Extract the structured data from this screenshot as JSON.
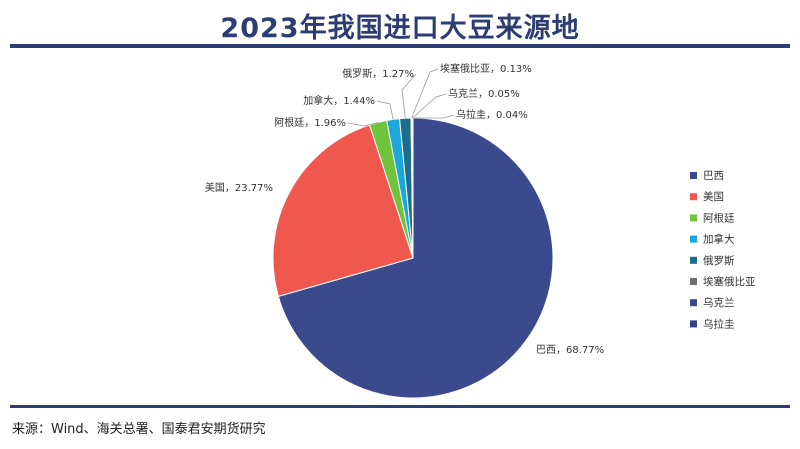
{
  "header": {
    "title": "2023年我国进口大豆来源地"
  },
  "footer": {
    "source": "来源：Wind、海关总署、国泰君安期货研究"
  },
  "chart_data": {
    "type": "pie",
    "categories": [
      "巴西",
      "美国",
      "阿根廷",
      "加拿大",
      "俄罗斯",
      "埃塞俄比亚",
      "乌克兰",
      "乌拉圭"
    ],
    "values": [
      68.77,
      23.77,
      1.96,
      1.44,
      1.27,
      0.13,
      0.05,
      0.04
    ],
    "data_labels": [
      "巴西，68.77%",
      "美国，23.77%",
      "阿根廷，1.96%",
      "加拿大，1.44%",
      "俄罗斯，1.27%",
      "埃塞俄比亚，0.13%",
      "乌克兰，0.05%",
      "乌拉圭，0.04%"
    ],
    "colors": [
      "#3b4a8c",
      "#f0584f",
      "#6fc43c",
      "#1ba6dc",
      "#1c6f8c",
      "#707070",
      "#3b4a8c",
      "#2f4287"
    ],
    "legend_position": "right",
    "title": "2023年我国进口大豆来源地"
  }
}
____
▶ Given request
Pictures stay out; repeat all the rest of the records exactly.

▶ Solution to the problem
Extract the structured data from this screenshot as JSON.
{
  "header": {
    "title": "2023年我国进口大豆来源地"
  },
  "footer": {
    "source": "来源：Wind、海关总署、国泰君安期货研究"
  },
  "chart_data": {
    "type": "pie",
    "categories": [
      "巴西",
      "美国",
      "阿根廷",
      "加拿大",
      "俄罗斯",
      "埃塞俄比亚",
      "乌克兰",
      "乌拉圭"
    ],
    "values": [
      68.77,
      23.77,
      1.96,
      1.44,
      1.27,
      0.13,
      0.05,
      0.04
    ],
    "data_labels": [
      "巴西，68.77%",
      "美国，23.77%",
      "阿根廷，1.96%",
      "加拿大，1.44%",
      "俄罗斯，1.27%",
      "埃塞俄比亚，0.13%",
      "乌克兰，0.05%",
      "乌拉圭，0.04%"
    ],
    "colors": [
      "#3b4a8c",
      "#f0584f",
      "#6fc43c",
      "#1ba6dc",
      "#1c6f8c",
      "#707070",
      "#3b4a8c",
      "#2f4287"
    ],
    "legend_position": "right",
    "title": "2023年我国进口大豆来源地"
  }
}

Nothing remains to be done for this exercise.